**GIVEN TASK 1:** Rewrite the records as a Markdown table with columns named Number and Record line, covering everything from the first line of the records through the line containing "collapse-panel-button[interactable] (297, 18, 310, 40)", inclusive. Number each row and omit blank lines.

------------

# 7pm to 10pm Lisle Dch Logistics



## Prius13 (Mar 29, 2017)

Tonight I thought it was just a late release of a three hour block 7-10pm. I have no idea why these people are so unorganized, releasing a block almost 1 hour prior to block start, and scheduling a block end time way past 9pm? Anyway, I thought it would be five pax so I could finish at 9pm thinking the rule is no deliveries after 9pm. Drove 120 total miles today for about ten pax, from Elmhurst east side, to Saint Charles west side, to Streamwood north west side, to Romeoville and Plainfield on southwest side. Didn't finish till 10pm and had one straggler pax for Western Springs (didn't deliver that one). I called support at 8:40pm saying that my next delivery was one hour away, ie, I would be delivering at 9:30pm and asked if I should continue, gal in Mumbai said the customer is expecting their order! While looking for Romeoville 2nd to last delivery address and I had parked car in front of someone's driveway, punk started yelling at me "yo! Yo!" 

I basically drove all over Chicagoland tonight, in the rain. Whew!

I returned the Western Springs pax to Lisle Dch as it wasn't in my itinerary, I must have not scanned that.

------------

**GIVEN TASK 2:** Copy the forum post verbatim between "I basically drove" and "not scanned that.", inclusive.

**Dataset rows:**
------------

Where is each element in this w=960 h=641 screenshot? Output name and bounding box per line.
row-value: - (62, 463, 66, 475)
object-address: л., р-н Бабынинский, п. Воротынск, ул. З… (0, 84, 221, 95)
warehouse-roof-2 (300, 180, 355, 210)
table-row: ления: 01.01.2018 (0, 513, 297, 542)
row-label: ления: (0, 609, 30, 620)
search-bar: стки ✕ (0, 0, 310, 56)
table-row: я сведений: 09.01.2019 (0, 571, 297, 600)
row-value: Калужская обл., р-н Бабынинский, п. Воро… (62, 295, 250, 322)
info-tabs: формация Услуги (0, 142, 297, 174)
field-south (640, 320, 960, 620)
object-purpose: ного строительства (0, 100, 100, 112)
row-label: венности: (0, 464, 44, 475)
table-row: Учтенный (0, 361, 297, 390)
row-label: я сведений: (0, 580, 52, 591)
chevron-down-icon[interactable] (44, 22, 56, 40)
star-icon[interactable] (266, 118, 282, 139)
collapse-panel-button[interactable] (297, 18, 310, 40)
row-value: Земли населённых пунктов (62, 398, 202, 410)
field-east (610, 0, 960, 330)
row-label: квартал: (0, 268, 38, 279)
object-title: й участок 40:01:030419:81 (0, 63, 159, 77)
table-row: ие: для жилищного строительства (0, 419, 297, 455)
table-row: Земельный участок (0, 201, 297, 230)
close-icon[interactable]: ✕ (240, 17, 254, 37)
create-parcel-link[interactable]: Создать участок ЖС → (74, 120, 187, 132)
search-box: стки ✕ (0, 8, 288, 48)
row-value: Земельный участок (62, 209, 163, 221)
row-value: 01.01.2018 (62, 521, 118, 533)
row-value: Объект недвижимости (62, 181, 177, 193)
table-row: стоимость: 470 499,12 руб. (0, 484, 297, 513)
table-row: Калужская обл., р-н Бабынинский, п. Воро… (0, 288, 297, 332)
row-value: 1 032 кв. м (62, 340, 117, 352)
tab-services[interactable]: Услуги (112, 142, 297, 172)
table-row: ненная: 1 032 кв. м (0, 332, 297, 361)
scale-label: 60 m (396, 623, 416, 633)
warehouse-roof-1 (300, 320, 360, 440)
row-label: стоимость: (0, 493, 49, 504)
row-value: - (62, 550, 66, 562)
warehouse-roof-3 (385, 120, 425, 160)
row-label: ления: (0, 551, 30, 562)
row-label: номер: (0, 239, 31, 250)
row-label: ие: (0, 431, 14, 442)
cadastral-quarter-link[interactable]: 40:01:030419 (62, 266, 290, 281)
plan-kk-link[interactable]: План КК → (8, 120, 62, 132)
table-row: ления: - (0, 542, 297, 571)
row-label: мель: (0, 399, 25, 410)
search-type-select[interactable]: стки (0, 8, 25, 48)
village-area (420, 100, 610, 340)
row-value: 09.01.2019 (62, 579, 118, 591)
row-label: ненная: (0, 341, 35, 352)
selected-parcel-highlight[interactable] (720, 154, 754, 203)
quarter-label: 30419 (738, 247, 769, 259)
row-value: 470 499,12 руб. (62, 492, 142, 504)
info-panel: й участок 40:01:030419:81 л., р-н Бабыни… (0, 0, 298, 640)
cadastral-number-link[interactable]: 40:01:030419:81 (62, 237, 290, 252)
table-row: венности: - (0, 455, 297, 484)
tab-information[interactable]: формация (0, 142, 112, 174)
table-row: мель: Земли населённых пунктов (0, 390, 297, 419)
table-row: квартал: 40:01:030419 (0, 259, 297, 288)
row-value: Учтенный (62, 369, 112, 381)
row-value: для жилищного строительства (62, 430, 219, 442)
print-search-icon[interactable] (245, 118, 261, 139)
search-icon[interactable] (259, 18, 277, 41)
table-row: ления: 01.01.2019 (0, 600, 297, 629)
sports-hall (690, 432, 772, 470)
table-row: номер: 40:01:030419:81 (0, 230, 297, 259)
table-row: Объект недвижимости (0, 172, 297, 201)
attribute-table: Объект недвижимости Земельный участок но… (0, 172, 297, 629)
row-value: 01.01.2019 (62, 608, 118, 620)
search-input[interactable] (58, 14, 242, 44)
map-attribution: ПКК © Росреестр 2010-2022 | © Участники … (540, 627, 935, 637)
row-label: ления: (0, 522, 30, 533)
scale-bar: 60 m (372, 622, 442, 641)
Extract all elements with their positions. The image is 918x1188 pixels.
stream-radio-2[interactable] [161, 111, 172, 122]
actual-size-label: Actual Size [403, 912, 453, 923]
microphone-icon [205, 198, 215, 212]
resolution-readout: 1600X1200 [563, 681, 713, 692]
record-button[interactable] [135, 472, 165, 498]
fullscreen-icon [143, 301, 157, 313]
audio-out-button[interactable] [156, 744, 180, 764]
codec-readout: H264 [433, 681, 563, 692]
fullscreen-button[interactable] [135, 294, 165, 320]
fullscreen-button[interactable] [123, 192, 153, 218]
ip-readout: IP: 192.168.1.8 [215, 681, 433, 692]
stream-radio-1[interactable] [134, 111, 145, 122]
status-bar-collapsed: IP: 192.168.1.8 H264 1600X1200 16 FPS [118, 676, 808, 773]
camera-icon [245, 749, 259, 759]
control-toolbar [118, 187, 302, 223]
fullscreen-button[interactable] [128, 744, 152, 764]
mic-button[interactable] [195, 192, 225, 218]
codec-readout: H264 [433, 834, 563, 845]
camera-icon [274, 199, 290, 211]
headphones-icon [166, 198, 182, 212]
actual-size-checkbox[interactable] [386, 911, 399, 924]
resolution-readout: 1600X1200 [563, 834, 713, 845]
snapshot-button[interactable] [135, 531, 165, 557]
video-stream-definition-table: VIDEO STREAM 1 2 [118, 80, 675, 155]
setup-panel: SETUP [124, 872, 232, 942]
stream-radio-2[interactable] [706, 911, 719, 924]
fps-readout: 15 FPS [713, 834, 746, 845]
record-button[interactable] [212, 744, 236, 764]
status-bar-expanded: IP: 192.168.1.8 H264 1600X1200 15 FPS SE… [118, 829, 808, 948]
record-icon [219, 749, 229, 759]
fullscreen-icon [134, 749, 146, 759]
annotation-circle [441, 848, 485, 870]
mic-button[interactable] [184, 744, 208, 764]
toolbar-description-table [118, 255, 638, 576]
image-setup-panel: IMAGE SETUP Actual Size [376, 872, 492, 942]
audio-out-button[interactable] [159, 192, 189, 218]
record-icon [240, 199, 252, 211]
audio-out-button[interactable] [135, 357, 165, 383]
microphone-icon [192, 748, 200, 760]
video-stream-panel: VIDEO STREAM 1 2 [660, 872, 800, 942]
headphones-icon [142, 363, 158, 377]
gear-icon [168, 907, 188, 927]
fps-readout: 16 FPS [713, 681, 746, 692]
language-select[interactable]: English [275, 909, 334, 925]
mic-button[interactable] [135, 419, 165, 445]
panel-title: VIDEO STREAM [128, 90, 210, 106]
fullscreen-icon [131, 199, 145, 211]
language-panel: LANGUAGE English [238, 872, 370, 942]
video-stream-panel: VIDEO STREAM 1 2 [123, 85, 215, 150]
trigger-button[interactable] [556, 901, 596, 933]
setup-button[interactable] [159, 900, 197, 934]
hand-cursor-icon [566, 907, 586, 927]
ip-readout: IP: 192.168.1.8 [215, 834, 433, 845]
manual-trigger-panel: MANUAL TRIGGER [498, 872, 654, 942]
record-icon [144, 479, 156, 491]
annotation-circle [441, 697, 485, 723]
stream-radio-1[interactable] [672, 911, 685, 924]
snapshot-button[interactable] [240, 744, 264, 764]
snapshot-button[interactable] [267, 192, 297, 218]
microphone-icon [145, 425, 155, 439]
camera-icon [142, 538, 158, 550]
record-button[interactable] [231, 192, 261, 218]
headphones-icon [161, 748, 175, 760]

------------

**CORRECT RESPONSE 1:**
| Number | Record line |
|---|---|
| 1 | Where is each element in this w=960 h=641 screenshot? Output name and bounding box per line. |
| 2 | row-value: - (62, 463, 66, 475) |
| 3 | object-address: л., р-н Бабынинский, п. Воротынск, ул. З… (0, 84, 221, 95) |
| 4 | warehouse-roof-2 (300, 180, 355, 210) |
| 5 | table-row: ления: 01.01.2018 (0, 513, 297, 542) |
| 6 | row-label: ления: (0, 609, 30, 620) |
| 7 | search-bar: стки ✕ (0, 0, 310, 56) |
| 8 | table-row: я сведений: 09.01.2019 (0, 571, 297, 600) |
| 9 | row-value: Калужская обл., р-н Бабынинский, п. Воро… (62, 295, 250, 322) |
| 10 | info-tabs: формация Услуги (0, 142, 297, 174) |
| 11 | field-south (640, 320, 960, 620) |
| 12 | object-purpose: ного строительства (0, 100, 100, 112) |
| 13 | row-label: венности: (0, 464, 44, 475) |
| 14 | table-row: Учтенный (0, 361, 297, 390) |
| 15 | row-label: я сведений: (0, 580, 52, 591) |
| 16 | chevron-down-icon[interactable] (44, 22, 56, 40) |
| 17 | star-icon[interactable] (266, 118, 282, 139) |
| 18 | collapse-panel-button[interactable] (297, 18, 310, 40) |

**CORRECT RESPONSE 2:**
I basically drove all over Chicagoland tonight, in the rain. Whew!

I returned the Western Springs pax to Lisle Dch as it wasn't in my itinerary, I must have not scanned that.